▸ **Task material**
────
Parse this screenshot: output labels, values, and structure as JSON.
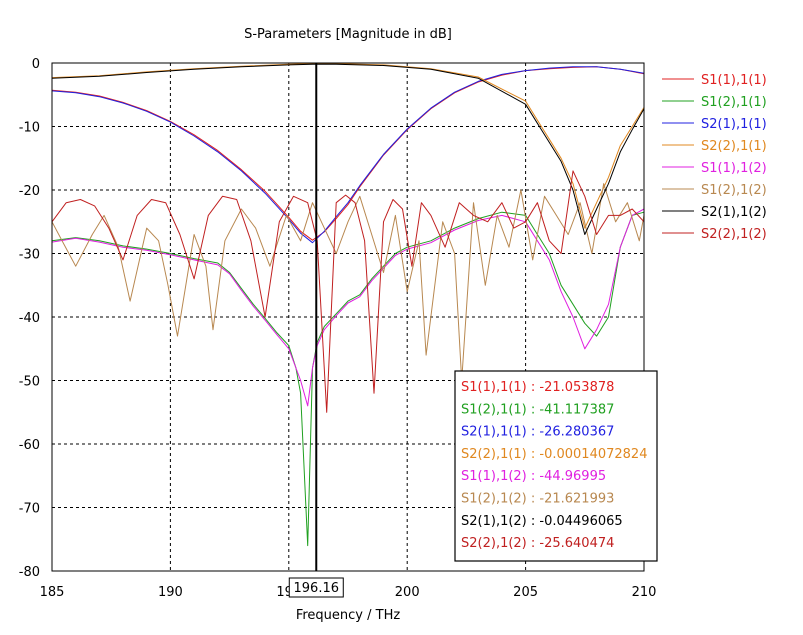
{
  "chart_data": {
    "type": "line",
    "title": "S-Parameters [Magnitude in dB]",
    "xlabel": "Frequency / THz",
    "ylabel": "",
    "xlim": [
      185,
      210
    ],
    "ylim": [
      -80,
      0
    ],
    "x_ticks": [
      "185",
      "190",
      "195",
      "200",
      "205",
      "210"
    ],
    "y_ticks": [
      "0",
      "-10",
      "-20",
      "-30",
      "-40",
      "-50",
      "-60",
      "-70",
      "-80"
    ],
    "grid": true,
    "legend_position": "right",
    "marker": {
      "x": 196.16,
      "label": "196.16"
    },
    "series": [
      {
        "name": "S1(1),1(1)",
        "color": "#e02020",
        "marker_readout": "S1(1),1(1) : -21.053878",
        "x": [
          185,
          186,
          187,
          188,
          189,
          190,
          191,
          192,
          193,
          194,
          195,
          195.5,
          196,
          196.5,
          197,
          197.5,
          198,
          199,
          200,
          201,
          202,
          203,
          204,
          205,
          206,
          207,
          208,
          209,
          210
        ],
        "y": [
          -4.3,
          -4.6,
          -5.2,
          -6.2,
          -7.5,
          -9.2,
          -11.3,
          -13.8,
          -16.8,
          -20.2,
          -24.3,
          -26.5,
          -27.9,
          -26.6,
          -24.5,
          -22.3,
          -19.5,
          -14.5,
          -10.5,
          -7.2,
          -4.7,
          -3.0,
          -1.9,
          -1.2,
          -0.9,
          -0.7,
          -0.6,
          -1.0,
          -1.7
        ]
      },
      {
        "name": "S1(2),1(1)",
        "color": "#20a020",
        "marker_readout": "S1(2),1(1) : -41.117387",
        "x": [
          185,
          186,
          187,
          188,
          189,
          190,
          191,
          192,
          192.5,
          193,
          193.5,
          194,
          194.5,
          195,
          195.3,
          195.5,
          195.8,
          196,
          196.2,
          196.5,
          197,
          197.5,
          198,
          198.5,
          199,
          199.5,
          200,
          201,
          202,
          203,
          204,
          205,
          205.5,
          206,
          206.5,
          207,
          207.5,
          208,
          208.5,
          209,
          209.5,
          210
        ],
        "y": [
          -28,
          -27.5,
          -28,
          -28.8,
          -29.3,
          -30,
          -30.8,
          -31.5,
          -33,
          -35.5,
          -38,
          -40.2,
          -42.5,
          -44.5,
          -48,
          -52,
          -76,
          -48,
          -44,
          -41.5,
          -39.5,
          -37.5,
          -36.5,
          -34,
          -32,
          -30,
          -29,
          -28,
          -26,
          -24.5,
          -23.5,
          -24,
          -27,
          -30,
          -35,
          -38,
          -41,
          -43,
          -40,
          -29,
          -24,
          -23.5
        ]
      },
      {
        "name": "S2(1),1(1)",
        "color": "#2020e0",
        "marker_readout": "S2(1),1(1) : -26.280367",
        "x": [
          185,
          186,
          187,
          188,
          189,
          190,
          191,
          192,
          193,
          194,
          195,
          195.5,
          196,
          196.5,
          197,
          197.5,
          198,
          199,
          200,
          201,
          202,
          203,
          204,
          205,
          206,
          207,
          208,
          209,
          210
        ],
        "y": [
          -4.4,
          -4.7,
          -5.3,
          -6.3,
          -7.6,
          -9.3,
          -11.5,
          -14,
          -17,
          -20.5,
          -24.6,
          -26.8,
          -28.3,
          -26.5,
          -24.2,
          -22,
          -19.3,
          -14.4,
          -10.4,
          -7.1,
          -4.6,
          -2.9,
          -1.8,
          -1.2,
          -0.8,
          -0.6,
          -0.6,
          -1.0,
          -1.6
        ]
      },
      {
        "name": "S2(2),1(1)",
        "color": "#e08820",
        "marker_readout": "S2(2),1(1) : -0.00014072824",
        "x": [
          185,
          187,
          189,
          191,
          193,
          195,
          196,
          197,
          199,
          201,
          203,
          205,
          205.5,
          206,
          206.5,
          207,
          207.5,
          208,
          208.5,
          209,
          209.5,
          210
        ],
        "y": [
          -2.3,
          -2.0,
          -1.4,
          -0.9,
          -0.5,
          -0.2,
          -0.1,
          -0.1,
          -0.3,
          -0.9,
          -2.2,
          -6,
          -9,
          -12,
          -15,
          -19,
          -26,
          -22,
          -18,
          -13,
          -10,
          -7
        ]
      },
      {
        "name": "S1(1),1(2)",
        "color": "#e020e0",
        "marker_readout": "S1(1),1(2) : -44.96995",
        "x": [
          185,
          186,
          187,
          188,
          189,
          190,
          191,
          192,
          192.5,
          193,
          193.5,
          194,
          194.5,
          195,
          195.5,
          195.8,
          196,
          196.2,
          196.5,
          197,
          197.5,
          198,
          198.5,
          199,
          199.5,
          200,
          201,
          202,
          203,
          204,
          205,
          205.5,
          206,
          206.5,
          207,
          207.5,
          208,
          208.5,
          209,
          209.5,
          210
        ],
        "y": [
          -28.2,
          -27.6,
          -28.2,
          -29,
          -29.5,
          -30.2,
          -31,
          -31.8,
          -33.2,
          -35.8,
          -38.3,
          -40.5,
          -42.8,
          -45,
          -50,
          -54,
          -48,
          -44.5,
          -42,
          -39.8,
          -37.8,
          -36.8,
          -34.3,
          -32.3,
          -30.3,
          -29.3,
          -28.3,
          -26.3,
          -24.8,
          -24,
          -25,
          -28,
          -31,
          -36,
          -40,
          -45,
          -42,
          -38,
          -29,
          -24,
          -23
        ]
      },
      {
        "name": "S1(2),1(2)",
        "color": "#b88850",
        "marker_readout": "S1(2),1(2) : -21.621993",
        "x": [
          185,
          185.5,
          186,
          186.7,
          187.2,
          187.8,
          188.3,
          189,
          189.5,
          189.9,
          190.3,
          191,
          191.5,
          191.8,
          192.3,
          193,
          193.6,
          194.2,
          194.9,
          195.5,
          196,
          196.5,
          197,
          197.5,
          198,
          198.5,
          199,
          199.5,
          200,
          200.5,
          200.8,
          201.5,
          202,
          202.3,
          202.8,
          203.3,
          203.8,
          204.3,
          204.8,
          205.3,
          205.8,
          206.3,
          206.8,
          207.3,
          207.8,
          208.3,
          208.8,
          209.3,
          209.8,
          210
        ],
        "y": [
          -25,
          -28.5,
          -32,
          -27,
          -24,
          -29,
          -37.5,
          -26,
          -28,
          -35,
          -43,
          -27,
          -32,
          -42,
          -28,
          -23,
          -26,
          -32,
          -24,
          -28,
          -22,
          -26,
          -30,
          -25,
          -21,
          -27,
          -33,
          -24,
          -36,
          -28,
          -46,
          -25,
          -30,
          -50,
          -22,
          -35,
          -24,
          -29,
          -20,
          -31,
          -21,
          -24,
          -27,
          -22,
          -30,
          -19,
          -25,
          -22,
          -28,
          -24
        ]
      },
      {
        "name": "S2(1),1(2)",
        "color": "#000000",
        "marker_readout": "S2(1),1(2) : -0.04496065",
        "x": [
          185,
          187,
          189,
          191,
          193,
          195,
          196,
          197,
          199,
          201,
          203,
          205,
          205.5,
          206,
          206.5,
          207,
          207.5,
          208,
          208.5,
          209,
          209.5,
          210
        ],
        "y": [
          -2.4,
          -2.1,
          -1.5,
          -1,
          -0.6,
          -0.3,
          -0.2,
          -0.2,
          -0.4,
          -1.0,
          -2.4,
          -6.5,
          -9.5,
          -12.5,
          -15.5,
          -20,
          -27,
          -23,
          -19,
          -14,
          -10.5,
          -7.2
        ]
      },
      {
        "name": "S2(2),1(2)",
        "color": "#c02020",
        "marker_readout": "S2(2),1(2) : -25.640474",
        "x": [
          185,
          185.6,
          186.2,
          186.8,
          187.4,
          188,
          188.6,
          189.2,
          189.8,
          190.4,
          191,
          191.6,
          192.2,
          192.8,
          193.4,
          194,
          194.6,
          195.2,
          195.8,
          196.2,
          196.6,
          197,
          197.4,
          197.8,
          198.2,
          198.6,
          199,
          199.4,
          199.8,
          200.2,
          200.6,
          201,
          201.6,
          202.2,
          202.8,
          203.4,
          204,
          204.5,
          205,
          205.5,
          206,
          206.5,
          207,
          207.5,
          208,
          208.5,
          209,
          209.5,
          210
        ],
        "y": [
          -25,
          -22,
          -21.5,
          -22.5,
          -26,
          -31,
          -24,
          -21.5,
          -22,
          -27,
          -34,
          -24,
          -21,
          -21.5,
          -28,
          -40,
          -25,
          -21,
          -22,
          -28,
          -55,
          -22,
          -20.8,
          -22,
          -28,
          -52,
          -25,
          -21.5,
          -23,
          -32,
          -22,
          -24,
          -29,
          -22,
          -24,
          -25,
          -22,
          -26,
          -25,
          -22,
          -28,
          -30,
          -17,
          -21,
          -27,
          -24,
          -24,
          -23,
          -25
        ]
      }
    ]
  }
}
────
▸ **Your instructions**
Pick out, from the lines above, every one that contains the string "name".

▸ **Written solution**
        "name": "S1(1),1(1)",
        "name": "S1(2),1(1)",
        "name": "S2(1),1(1)",
        "name": "S2(2),1(1)",
        "name": "S1(1),1(2)",
        "name": "S1(2),1(2)",
        "name": "S2(1),1(2)",
        "name": "S2(2),1(2)",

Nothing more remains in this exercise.